DIRECTIONS → Output the full listing below exactly as it reads, and skip anything that is a picture.

(Data excerpts)
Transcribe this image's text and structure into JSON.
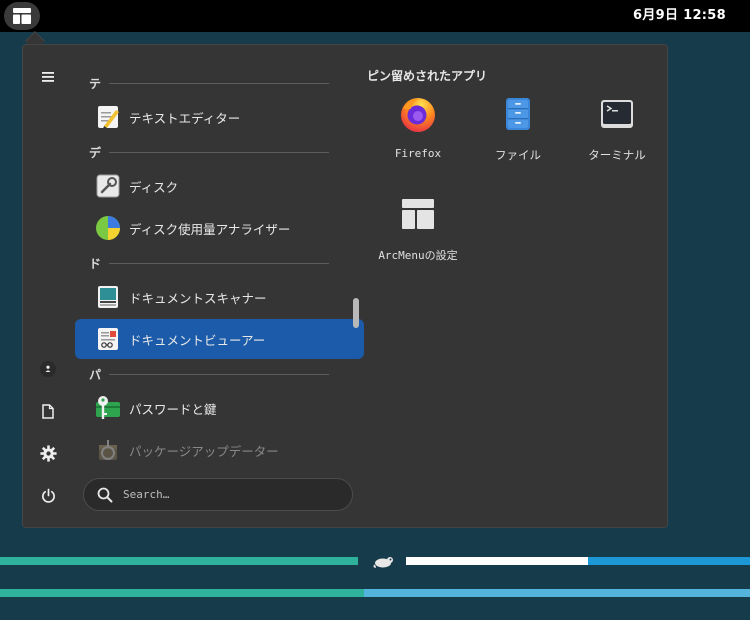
{
  "topbar": {
    "clock": "6月9日  12:58"
  },
  "menu": {
    "sections": [
      {
        "letter": "テ"
      },
      {
        "letter": "デ"
      },
      {
        "letter": "ド"
      },
      {
        "letter": "パ"
      }
    ],
    "apps": [
      {
        "label": "テキストエディター",
        "icon": "text-editor-icon"
      },
      {
        "label": "ディスク",
        "icon": "disks-icon"
      },
      {
        "label": "ディスク使用量アナライザー",
        "icon": "disk-usage-icon"
      },
      {
        "label": "ドキュメントスキャナー",
        "icon": "scanner-icon"
      },
      {
        "label": "ドキュメントビューアー",
        "icon": "document-viewer-icon",
        "active": true
      },
      {
        "label": "パスワードと鍵",
        "icon": "passwords-keys-icon"
      },
      {
        "label": "パッケージアップデーター",
        "icon": "package-updater-icon"
      }
    ],
    "search": {
      "placeholder": "Search…"
    },
    "pinned": {
      "title": "ピン留めされたアプリ",
      "items": [
        {
          "label": "Firefox",
          "icon": "firefox-icon"
        },
        {
          "label": "ファイル",
          "icon": "files-icon"
        },
        {
          "label": "ターミナル",
          "icon": "terminal-icon"
        },
        {
          "label": "ArcMenuの設定",
          "icon": "arcmenu-settings-icon"
        }
      ]
    }
  },
  "colors": {
    "accent": "#1c5ba9",
    "desktop": "#163b4a",
    "stripe_teal": "#2fb8a0",
    "stripe_blue": "#1a9ad6",
    "stripe_lightblue": "#4fb6e0"
  }
}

ANSWER TO THE TASK →
Transcribe this image's text and structure into JSON.
{
  "topbar": {
    "clock": "6月9日  12:58"
  },
  "menu": {
    "sections": [
      {
        "letter": "テ"
      },
      {
        "letter": "デ"
      },
      {
        "letter": "ド"
      },
      {
        "letter": "パ"
      }
    ],
    "apps": [
      {
        "label": "テキストエディター",
        "icon": "text-editor-icon"
      },
      {
        "label": "ディスク",
        "icon": "disks-icon"
      },
      {
        "label": "ディスク使用量アナライザー",
        "icon": "disk-usage-icon"
      },
      {
        "label": "ドキュメントスキャナー",
        "icon": "scanner-icon"
      },
      {
        "label": "ドキュメントビューアー",
        "icon": "document-viewer-icon",
        "active": true
      },
      {
        "label": "パスワードと鍵",
        "icon": "passwords-keys-icon"
      },
      {
        "label": "パッケージアップデーター",
        "icon": "package-updater-icon"
      }
    ],
    "search": {
      "placeholder": "Search…"
    },
    "pinned": {
      "title": "ピン留めされたアプリ",
      "items": [
        {
          "label": "Firefox",
          "icon": "firefox-icon"
        },
        {
          "label": "ファイル",
          "icon": "files-icon"
        },
        {
          "label": "ターミナル",
          "icon": "terminal-icon"
        },
        {
          "label": "ArcMenuの設定",
          "icon": "arcmenu-settings-icon"
        }
      ]
    }
  },
  "colors": {
    "accent": "#1c5ba9",
    "desktop": "#163b4a",
    "stripe_teal": "#2fb8a0",
    "stripe_blue": "#1a9ad6",
    "stripe_lightblue": "#4fb6e0"
  }
}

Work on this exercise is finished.